Transcribe the listing below word for word.

##### MATERIAL FOR THIS TASK

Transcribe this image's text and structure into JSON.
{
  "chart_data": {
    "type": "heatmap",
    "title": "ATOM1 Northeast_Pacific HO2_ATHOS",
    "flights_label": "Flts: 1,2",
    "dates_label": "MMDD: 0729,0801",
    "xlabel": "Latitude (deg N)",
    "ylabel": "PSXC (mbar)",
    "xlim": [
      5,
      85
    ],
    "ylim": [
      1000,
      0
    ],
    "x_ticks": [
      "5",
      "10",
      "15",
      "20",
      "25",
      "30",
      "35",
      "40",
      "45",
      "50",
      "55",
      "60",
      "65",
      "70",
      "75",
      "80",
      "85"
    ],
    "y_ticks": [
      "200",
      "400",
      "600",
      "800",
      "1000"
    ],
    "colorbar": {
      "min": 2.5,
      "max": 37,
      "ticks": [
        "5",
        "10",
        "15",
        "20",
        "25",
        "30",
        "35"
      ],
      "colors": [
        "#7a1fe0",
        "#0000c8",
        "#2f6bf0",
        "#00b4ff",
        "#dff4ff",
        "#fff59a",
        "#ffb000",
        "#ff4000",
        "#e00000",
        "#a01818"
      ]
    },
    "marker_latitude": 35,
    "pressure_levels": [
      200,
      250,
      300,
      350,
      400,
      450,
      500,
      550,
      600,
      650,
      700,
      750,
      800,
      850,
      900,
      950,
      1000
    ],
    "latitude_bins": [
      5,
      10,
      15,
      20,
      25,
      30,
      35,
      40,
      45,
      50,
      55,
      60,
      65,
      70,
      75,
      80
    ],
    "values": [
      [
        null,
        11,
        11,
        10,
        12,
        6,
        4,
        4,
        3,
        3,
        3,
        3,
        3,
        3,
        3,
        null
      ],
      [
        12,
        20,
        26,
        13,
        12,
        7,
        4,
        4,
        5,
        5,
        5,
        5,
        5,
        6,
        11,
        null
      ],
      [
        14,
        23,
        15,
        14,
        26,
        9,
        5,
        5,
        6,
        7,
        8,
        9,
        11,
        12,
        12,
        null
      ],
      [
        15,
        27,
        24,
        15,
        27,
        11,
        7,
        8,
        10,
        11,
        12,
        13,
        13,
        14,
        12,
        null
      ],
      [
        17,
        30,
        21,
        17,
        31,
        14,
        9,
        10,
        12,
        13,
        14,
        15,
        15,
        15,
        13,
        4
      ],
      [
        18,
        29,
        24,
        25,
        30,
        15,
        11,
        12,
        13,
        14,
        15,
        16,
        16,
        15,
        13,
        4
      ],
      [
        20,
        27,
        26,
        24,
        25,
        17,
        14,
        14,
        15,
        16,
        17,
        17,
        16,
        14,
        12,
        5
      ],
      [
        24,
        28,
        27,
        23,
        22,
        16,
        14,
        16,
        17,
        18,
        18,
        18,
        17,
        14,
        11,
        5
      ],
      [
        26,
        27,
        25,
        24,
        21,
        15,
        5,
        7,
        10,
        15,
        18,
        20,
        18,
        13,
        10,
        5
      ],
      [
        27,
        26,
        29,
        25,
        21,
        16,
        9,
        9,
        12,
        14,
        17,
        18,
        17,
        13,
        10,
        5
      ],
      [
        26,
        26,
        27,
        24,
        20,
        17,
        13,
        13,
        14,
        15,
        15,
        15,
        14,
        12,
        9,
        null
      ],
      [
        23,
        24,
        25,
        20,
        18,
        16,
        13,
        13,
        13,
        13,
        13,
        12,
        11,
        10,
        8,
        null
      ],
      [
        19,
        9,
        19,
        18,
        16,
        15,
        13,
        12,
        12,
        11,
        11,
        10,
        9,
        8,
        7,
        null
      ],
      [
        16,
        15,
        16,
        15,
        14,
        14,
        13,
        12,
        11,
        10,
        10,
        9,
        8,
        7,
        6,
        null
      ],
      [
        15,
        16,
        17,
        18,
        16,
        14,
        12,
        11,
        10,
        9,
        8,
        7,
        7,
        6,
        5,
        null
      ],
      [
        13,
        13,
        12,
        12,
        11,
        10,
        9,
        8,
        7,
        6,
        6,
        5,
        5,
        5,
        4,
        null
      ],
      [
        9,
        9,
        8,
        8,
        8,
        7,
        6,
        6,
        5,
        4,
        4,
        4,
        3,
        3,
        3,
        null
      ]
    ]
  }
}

##########

RESPONSE BELOW
Transcribe this image's text and structure into JSON.
{
  "chart_data": {
    "type": "heatmap",
    "title": "ATOM1 Northeast_Pacific HO2_ATHOS",
    "flights_label": "Flts: 1,2",
    "dates_label": "MMDD: 0729,0801",
    "xlabel": "Latitude (deg N)",
    "ylabel": "PSXC (mbar)",
    "xlim": [
      5,
      85
    ],
    "ylim": [
      1000,
      0
    ],
    "x_ticks": [
      "5",
      "10",
      "15",
      "20",
      "25",
      "30",
      "35",
      "40",
      "45",
      "50",
      "55",
      "60",
      "65",
      "70",
      "75",
      "80",
      "85"
    ],
    "y_ticks": [
      "200",
      "400",
      "600",
      "800",
      "1000"
    ],
    "colorbar": {
      "min": 2.5,
      "max": 37,
      "ticks": [
        "5",
        "10",
        "15",
        "20",
        "25",
        "30",
        "35"
      ],
      "colors": [
        "#7a1fe0",
        "#0000c8",
        "#2f6bf0",
        "#00b4ff",
        "#dff4ff",
        "#fff59a",
        "#ffb000",
        "#ff4000",
        "#e00000",
        "#a01818"
      ]
    },
    "marker_latitude": 35,
    "pressure_levels": [
      200,
      250,
      300,
      350,
      400,
      450,
      500,
      550,
      600,
      650,
      700,
      750,
      800,
      850,
      900,
      950,
      1000
    ],
    "latitude_bins": [
      5,
      10,
      15,
      20,
      25,
      30,
      35,
      40,
      45,
      50,
      55,
      60,
      65,
      70,
      75,
      80
    ],
    "values": [
      [
        null,
        11,
        11,
        10,
        12,
        6,
        4,
        4,
        3,
        3,
        3,
        3,
        3,
        3,
        3,
        null
      ],
      [
        12,
        20,
        26,
        13,
        12,
        7,
        4,
        4,
        5,
        5,
        5,
        5,
        5,
        6,
        11,
        null
      ],
      [
        14,
        23,
        15,
        14,
        26,
        9,
        5,
        5,
        6,
        7,
        8,
        9,
        11,
        12,
        12,
        null
      ],
      [
        15,
        27,
        24,
        15,
        27,
        11,
        7,
        8,
        10,
        11,
        12,
        13,
        13,
        14,
        12,
        null
      ],
      [
        17,
        30,
        21,
        17,
        31,
        14,
        9,
        10,
        12,
        13,
        14,
        15,
        15,
        15,
        13,
        4
      ],
      [
        18,
        29,
        24,
        25,
        30,
        15,
        11,
        12,
        13,
        14,
        15,
        16,
        16,
        15,
        13,
        4
      ],
      [
        20,
        27,
        26,
        24,
        25,
        17,
        14,
        14,
        15,
        16,
        17,
        17,
        16,
        14,
        12,
        5
      ],
      [
        24,
        28,
        27,
        23,
        22,
        16,
        14,
        16,
        17,
        18,
        18,
        18,
        17,
        14,
        11,
        5
      ],
      [
        26,
        27,
        25,
        24,
        21,
        15,
        5,
        7,
        10,
        15,
        18,
        20,
        18,
        13,
        10,
        5
      ],
      [
        27,
        26,
        29,
        25,
        21,
        16,
        9,
        9,
        12,
        14,
        17,
        18,
        17,
        13,
        10,
        5
      ],
      [
        26,
        26,
        27,
        24,
        20,
        17,
        13,
        13,
        14,
        15,
        15,
        15,
        14,
        12,
        9,
        null
      ],
      [
        23,
        24,
        25,
        20,
        18,
        16,
        13,
        13,
        13,
        13,
        13,
        12,
        11,
        10,
        8,
        null
      ],
      [
        19,
        9,
        19,
        18,
        16,
        15,
        13,
        12,
        12,
        11,
        11,
        10,
        9,
        8,
        7,
        null
      ],
      [
        16,
        15,
        16,
        15,
        14,
        14,
        13,
        12,
        11,
        10,
        10,
        9,
        8,
        7,
        6,
        null
      ],
      [
        15,
        16,
        17,
        18,
        16,
        14,
        12,
        11,
        10,
        9,
        8,
        7,
        7,
        6,
        5,
        null
      ],
      [
        13,
        13,
        12,
        12,
        11,
        10,
        9,
        8,
        7,
        6,
        6,
        5,
        5,
        5,
        4,
        null
      ],
      [
        9,
        9,
        8,
        8,
        8,
        7,
        6,
        6,
        5,
        4,
        4,
        4,
        3,
        3,
        3,
        null
      ]
    ]
  }
}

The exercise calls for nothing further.